Excerpt from a dataset
..........
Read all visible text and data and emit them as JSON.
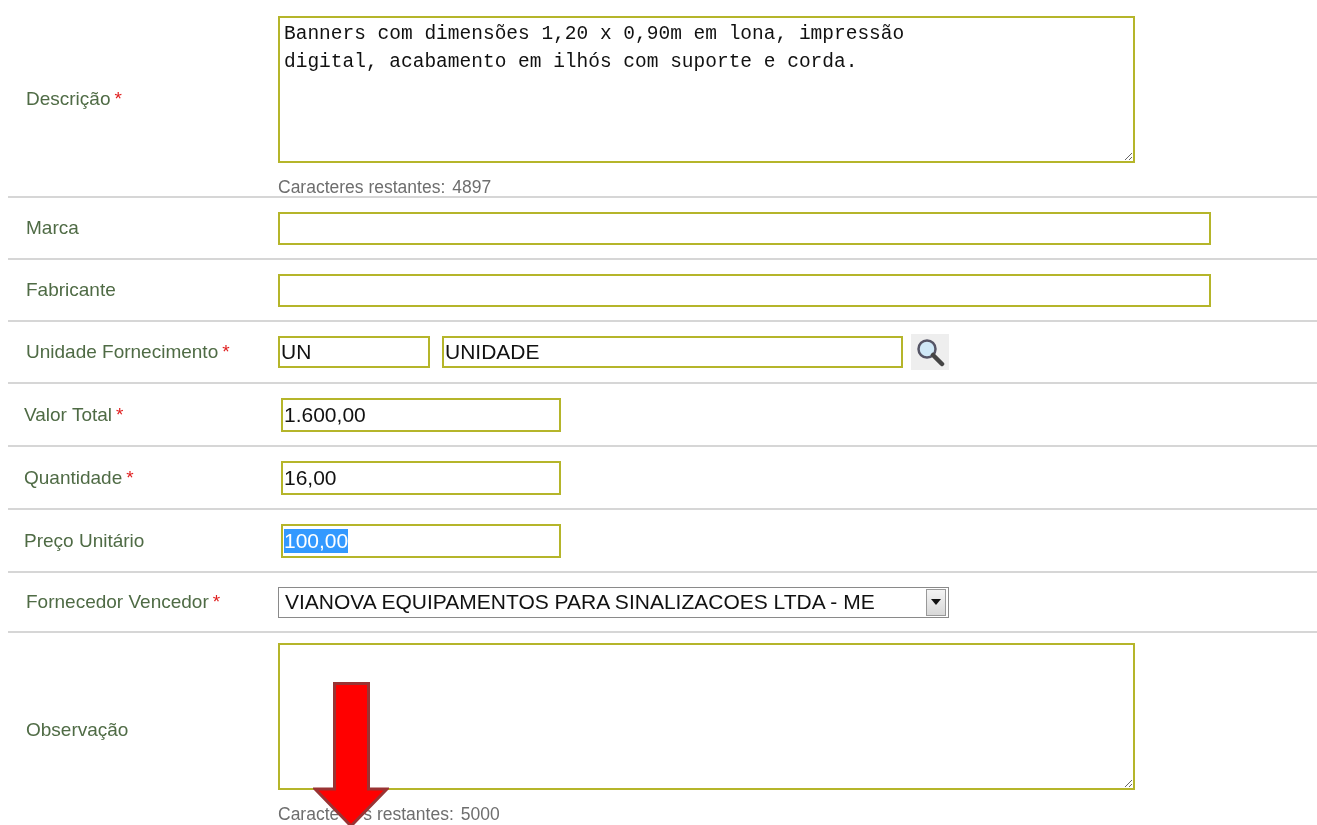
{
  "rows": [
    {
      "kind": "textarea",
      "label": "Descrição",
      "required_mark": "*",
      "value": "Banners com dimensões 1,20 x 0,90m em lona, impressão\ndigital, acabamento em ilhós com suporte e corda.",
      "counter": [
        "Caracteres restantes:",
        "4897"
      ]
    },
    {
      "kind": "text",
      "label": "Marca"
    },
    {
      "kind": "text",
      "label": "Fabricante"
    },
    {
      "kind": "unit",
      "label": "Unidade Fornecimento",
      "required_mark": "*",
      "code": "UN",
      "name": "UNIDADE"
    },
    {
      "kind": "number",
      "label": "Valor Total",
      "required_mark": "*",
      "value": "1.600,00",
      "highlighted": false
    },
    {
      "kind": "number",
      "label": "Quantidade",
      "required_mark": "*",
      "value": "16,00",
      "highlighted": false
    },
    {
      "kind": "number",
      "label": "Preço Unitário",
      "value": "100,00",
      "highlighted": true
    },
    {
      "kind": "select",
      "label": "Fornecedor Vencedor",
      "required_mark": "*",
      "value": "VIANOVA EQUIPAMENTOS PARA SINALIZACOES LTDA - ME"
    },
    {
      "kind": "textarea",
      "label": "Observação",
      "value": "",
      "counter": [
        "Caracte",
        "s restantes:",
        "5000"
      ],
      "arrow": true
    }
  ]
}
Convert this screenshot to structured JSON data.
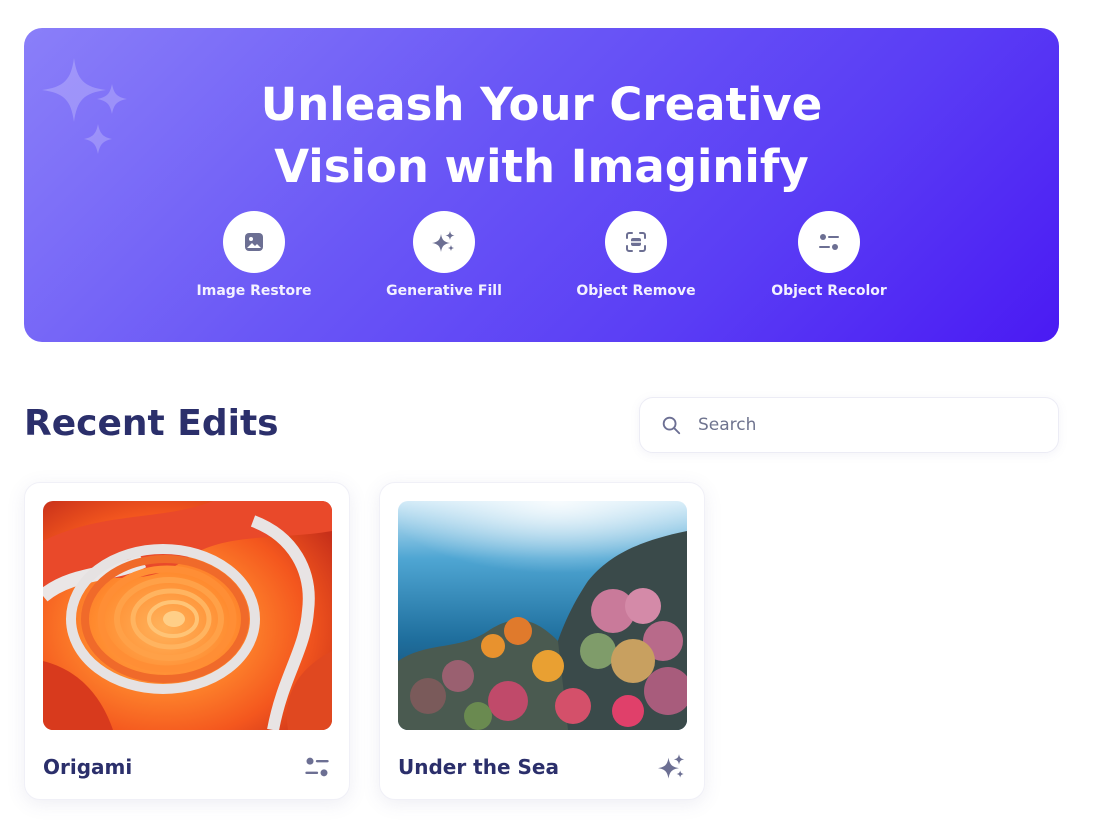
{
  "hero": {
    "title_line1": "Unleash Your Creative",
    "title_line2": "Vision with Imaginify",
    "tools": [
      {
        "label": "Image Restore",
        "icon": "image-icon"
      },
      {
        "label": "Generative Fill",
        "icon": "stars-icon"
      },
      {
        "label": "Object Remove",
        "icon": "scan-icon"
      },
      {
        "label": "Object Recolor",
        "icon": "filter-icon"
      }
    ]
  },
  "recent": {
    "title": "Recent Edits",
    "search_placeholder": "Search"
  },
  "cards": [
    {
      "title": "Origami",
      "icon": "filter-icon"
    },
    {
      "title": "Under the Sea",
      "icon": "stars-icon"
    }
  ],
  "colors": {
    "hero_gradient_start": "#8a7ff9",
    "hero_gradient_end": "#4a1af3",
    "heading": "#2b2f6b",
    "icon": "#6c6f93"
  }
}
..........
**Given request**:
In the listing, find all lines with the string "Object" and copy them.

**Full output**:
        "label": "Object Remove",
        "label": "Object Recolor",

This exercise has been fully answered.